GIVEN REQUEST: Produce a verbatim copy of the entries listed below.

[start]

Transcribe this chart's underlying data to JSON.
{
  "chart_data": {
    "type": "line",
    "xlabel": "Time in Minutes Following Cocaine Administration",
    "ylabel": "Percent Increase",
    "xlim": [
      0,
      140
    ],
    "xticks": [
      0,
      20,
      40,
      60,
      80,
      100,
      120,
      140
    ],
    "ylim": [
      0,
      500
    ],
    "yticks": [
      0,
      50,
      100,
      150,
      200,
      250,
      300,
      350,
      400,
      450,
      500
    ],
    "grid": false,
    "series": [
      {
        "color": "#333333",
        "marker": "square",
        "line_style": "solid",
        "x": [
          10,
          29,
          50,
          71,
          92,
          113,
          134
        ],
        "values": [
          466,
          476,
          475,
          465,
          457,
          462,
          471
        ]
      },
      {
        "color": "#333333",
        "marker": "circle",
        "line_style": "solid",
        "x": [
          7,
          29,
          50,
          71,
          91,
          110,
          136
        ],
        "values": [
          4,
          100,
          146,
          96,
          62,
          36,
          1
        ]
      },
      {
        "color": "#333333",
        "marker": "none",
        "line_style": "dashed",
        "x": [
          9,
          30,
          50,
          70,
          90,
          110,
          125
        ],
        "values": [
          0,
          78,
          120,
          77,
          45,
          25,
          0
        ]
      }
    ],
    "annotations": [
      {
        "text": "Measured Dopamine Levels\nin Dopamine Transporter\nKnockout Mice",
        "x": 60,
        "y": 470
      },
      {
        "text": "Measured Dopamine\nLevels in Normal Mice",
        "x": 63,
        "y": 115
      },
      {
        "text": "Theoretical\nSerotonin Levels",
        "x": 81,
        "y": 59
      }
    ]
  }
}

[end]

TASK RESULT:
Transcribe this chart's underlying data to JSON.
{
  "chart_data": {
    "type": "line",
    "xlabel": "Time in Minutes Following Cocaine Administration",
    "ylabel": "Percent Increase",
    "xlim": [
      0,
      140
    ],
    "xticks": [
      0,
      20,
      40,
      60,
      80,
      100,
      120,
      140
    ],
    "ylim": [
      0,
      500
    ],
    "yticks": [
      0,
      50,
      100,
      150,
      200,
      250,
      300,
      350,
      400,
      450,
      500
    ],
    "grid": false,
    "series": [
      {
        "color": "#333333",
        "marker": "square",
        "line_style": "solid",
        "x": [
          10,
          29,
          50,
          71,
          92,
          113,
          134
        ],
        "values": [
          466,
          476,
          475,
          465,
          457,
          462,
          471
        ]
      },
      {
        "color": "#333333",
        "marker": "circle",
        "line_style": "solid",
        "x": [
          7,
          29,
          50,
          71,
          91,
          110,
          136
        ],
        "values": [
          4,
          100,
          146,
          96,
          62,
          36,
          1
        ]
      },
      {
        "color": "#333333",
        "marker": "none",
        "line_style": "dashed",
        "x": [
          9,
          30,
          50,
          70,
          90,
          110,
          125
        ],
        "values": [
          0,
          78,
          120,
          77,
          45,
          25,
          0
        ]
      }
    ],
    "annotations": [
      {
        "text": "Measured Dopamine Levels\nin Dopamine Transporter\nKnockout Mice",
        "x": 60,
        "y": 470
      },
      {
        "text": "Measured Dopamine\nLevels in Normal Mice",
        "x": 63,
        "y": 115
      },
      {
        "text": "Theoretical\nSerotonin Levels",
        "x": 81,
        "y": 59
      }
    ]
  }
}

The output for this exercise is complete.